• [Task instructions]
1. Write out the stretch of the methenamine text from "Although safe use" through "labor or delivery.".
2. Summarize the methenamine text in two sentences.
3. List every animal species named in the methenamine text.

Reproduction studies in rats and rabbits using methenamine hippurate have not revealed evidence of harm to the fetus. A slight increase in the stillborn rate and slight impairment of weight gain and survival of live-born offspring was reported in a study in pregnant dogs using oral methenamine in dosages equivalent to the human dosage. There are no adequate and well-controlled studies to date using methenamine hippurate or methenamine mandelate in pregnant women, and the drugs should be used during pregnancy only when clearly needed.

Although safe use of methenamine or its salts during pregnancy has not been definitely established, the drugs have been used in pregnant women without adverse effects to the fetus. One manufacturer of methenamine hippurate states that safety during the last trimester is suggested, but not definitely proven.

The effects of methenamine during labor and delivery are unknown and there are no recognized uses for the drug during labor or delivery.

Fertility

Methenamine hippurate in a dosage of 800 mg/kg daily did not affect fertility in female rats; effects on male fertility have not been adequately studied.

Lactation

Because methenamine is distributed into milk and because of the potential for serious adverse effects in nursing infants, a decision should be made whether to discontinue nursing or the drug, taking into account the importance of the drug to the woman.

• [Data extracts]

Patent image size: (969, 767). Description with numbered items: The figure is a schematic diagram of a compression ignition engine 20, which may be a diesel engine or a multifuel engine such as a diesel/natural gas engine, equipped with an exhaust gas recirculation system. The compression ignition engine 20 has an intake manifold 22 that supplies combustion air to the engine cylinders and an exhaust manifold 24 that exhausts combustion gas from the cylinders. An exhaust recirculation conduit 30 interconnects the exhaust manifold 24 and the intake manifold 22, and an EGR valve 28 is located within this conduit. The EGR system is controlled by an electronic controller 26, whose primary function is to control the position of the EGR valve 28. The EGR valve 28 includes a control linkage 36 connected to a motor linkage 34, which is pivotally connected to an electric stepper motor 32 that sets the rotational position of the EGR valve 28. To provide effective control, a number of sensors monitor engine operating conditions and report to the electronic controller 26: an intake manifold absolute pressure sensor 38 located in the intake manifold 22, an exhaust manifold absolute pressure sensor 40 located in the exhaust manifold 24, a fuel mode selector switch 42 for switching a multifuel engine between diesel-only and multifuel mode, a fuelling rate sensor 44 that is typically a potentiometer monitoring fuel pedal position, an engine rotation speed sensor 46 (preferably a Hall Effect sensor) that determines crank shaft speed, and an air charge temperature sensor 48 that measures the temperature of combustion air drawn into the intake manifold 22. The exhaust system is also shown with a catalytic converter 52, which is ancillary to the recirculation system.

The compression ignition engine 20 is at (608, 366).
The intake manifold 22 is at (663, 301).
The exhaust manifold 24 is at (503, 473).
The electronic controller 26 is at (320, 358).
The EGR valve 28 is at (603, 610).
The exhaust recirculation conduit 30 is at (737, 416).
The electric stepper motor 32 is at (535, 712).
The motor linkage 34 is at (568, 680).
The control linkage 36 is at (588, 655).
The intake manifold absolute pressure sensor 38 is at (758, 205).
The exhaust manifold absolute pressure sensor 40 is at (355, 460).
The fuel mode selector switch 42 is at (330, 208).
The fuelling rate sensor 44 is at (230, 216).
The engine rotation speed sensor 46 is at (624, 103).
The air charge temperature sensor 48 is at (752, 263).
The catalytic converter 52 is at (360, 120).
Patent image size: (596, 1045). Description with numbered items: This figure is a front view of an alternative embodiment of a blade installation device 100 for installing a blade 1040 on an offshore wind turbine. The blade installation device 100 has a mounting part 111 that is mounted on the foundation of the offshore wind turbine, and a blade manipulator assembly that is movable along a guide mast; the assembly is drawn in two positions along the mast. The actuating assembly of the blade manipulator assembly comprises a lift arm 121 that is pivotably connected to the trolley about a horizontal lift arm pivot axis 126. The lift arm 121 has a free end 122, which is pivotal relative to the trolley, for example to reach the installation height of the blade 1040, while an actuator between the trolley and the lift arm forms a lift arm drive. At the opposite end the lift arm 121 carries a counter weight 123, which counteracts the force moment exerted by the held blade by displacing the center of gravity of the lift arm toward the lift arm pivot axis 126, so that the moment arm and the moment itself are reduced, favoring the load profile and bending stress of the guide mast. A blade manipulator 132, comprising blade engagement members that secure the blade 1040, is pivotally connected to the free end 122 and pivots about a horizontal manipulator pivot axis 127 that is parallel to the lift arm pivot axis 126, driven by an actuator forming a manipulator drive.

• [Results by task]
1.
Although safe use of methenamine or its salts during pregnancy has not been definitely established, the drugs have been used in pregnant women without adverse effects to the fetus. One manufacturer of methenamine hippurate states that safety during the last trimester is suggested, but not definitely proven.

The effects of methenamine during labor and delivery are unknown and there are no recognized uses for the drug during labor or delivery.

2. Methenamine hippurate showed no fetal harm in rat and rabbit studies, but a dog study using oral methenamine reported a slight rise in stillbirths and slightly impaired weight gain and survival of offspring. With no adequate human studies, the drugs should be used in pregnancy only when clearly needed; their effects in labor and delivery are unknown, female rat fertility was unaffected, and because the drug enters milk, a choice must be made between stopping nursing and stopping the drug.

3. rats, rabbits, dogs